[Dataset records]
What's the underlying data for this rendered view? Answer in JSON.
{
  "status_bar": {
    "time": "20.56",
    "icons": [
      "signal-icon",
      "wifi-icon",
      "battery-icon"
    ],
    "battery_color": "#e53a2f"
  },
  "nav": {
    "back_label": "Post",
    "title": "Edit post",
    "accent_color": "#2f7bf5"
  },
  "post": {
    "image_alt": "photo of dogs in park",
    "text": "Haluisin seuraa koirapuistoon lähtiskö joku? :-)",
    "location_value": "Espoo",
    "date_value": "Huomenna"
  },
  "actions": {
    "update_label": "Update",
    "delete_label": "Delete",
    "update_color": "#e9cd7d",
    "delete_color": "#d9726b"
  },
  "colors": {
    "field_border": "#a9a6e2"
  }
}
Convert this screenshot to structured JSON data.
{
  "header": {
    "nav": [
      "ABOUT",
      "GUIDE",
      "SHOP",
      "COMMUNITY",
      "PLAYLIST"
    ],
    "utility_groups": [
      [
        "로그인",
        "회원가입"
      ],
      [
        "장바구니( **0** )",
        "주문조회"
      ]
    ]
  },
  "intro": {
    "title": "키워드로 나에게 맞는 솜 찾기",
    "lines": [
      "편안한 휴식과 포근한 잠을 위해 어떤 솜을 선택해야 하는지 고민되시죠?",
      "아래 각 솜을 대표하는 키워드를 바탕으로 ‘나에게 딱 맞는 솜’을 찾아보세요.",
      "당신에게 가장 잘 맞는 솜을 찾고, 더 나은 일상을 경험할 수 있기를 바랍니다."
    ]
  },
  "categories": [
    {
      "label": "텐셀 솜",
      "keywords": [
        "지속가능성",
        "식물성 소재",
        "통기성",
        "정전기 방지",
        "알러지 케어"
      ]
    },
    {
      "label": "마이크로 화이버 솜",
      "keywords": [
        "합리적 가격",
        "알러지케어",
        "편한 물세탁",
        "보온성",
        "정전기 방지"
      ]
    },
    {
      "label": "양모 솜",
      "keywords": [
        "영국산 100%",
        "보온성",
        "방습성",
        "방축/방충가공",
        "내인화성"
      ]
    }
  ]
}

Instructions to follow
Nothing but the lines from the line with "Convert this screenshot" to the last line of the listing above should appear; please retype them exactly, both ends included.

Written solution
Convert this screenshot to structured JSON data.
{
  "header": {
    "nav": [
      "ABOUT",
      "GUIDE",
      "SHOP",
      "COMMUNITY",
      "PLAYLIST"
    ],
    "utility_groups": [
      [
        "로그인",
        "회원가입"
      ],
      [
        "장바구니( **0** )",
        "주문조회"
      ]
    ]
  },
  "intro": {
    "title": "키워드로 나에게 맞는 솜 찾기",
    "lines": [
      "편안한 휴식과 포근한 잠을 위해 어떤 솜을 선택해야 하는지 고민되시죠?",
      "아래 각 솜을 대표하는 키워드를 바탕으로 ‘나에게 딱 맞는 솜’을 찾아보세요.",
      "당신에게 가장 잘 맞는 솜을 찾고, 더 나은 일상을 경험할 수 있기를 바랍니다."
    ]
  },
  "categories": [
    {
      "label": "텐셀 솜",
      "keywords": [
        "지속가능성",
        "식물성 소재",
        "통기성",
        "정전기 방지",
        "알러지 케어"
      ]
    },
    {
      "label": "마이크로 화이버 솜",
      "keywords": [
        "합리적 가격",
        "알러지케어",
        "편한 물세탁",
        "보온성",
        "정전기 방지"
      ]
    },
    {
      "label": "양모 솜",
      "keywords": [
        "영국산 100%",
        "보온성",
        "방습성",
        "방축/방충가공",
        "내인화성"
      ]
    }
  ]
}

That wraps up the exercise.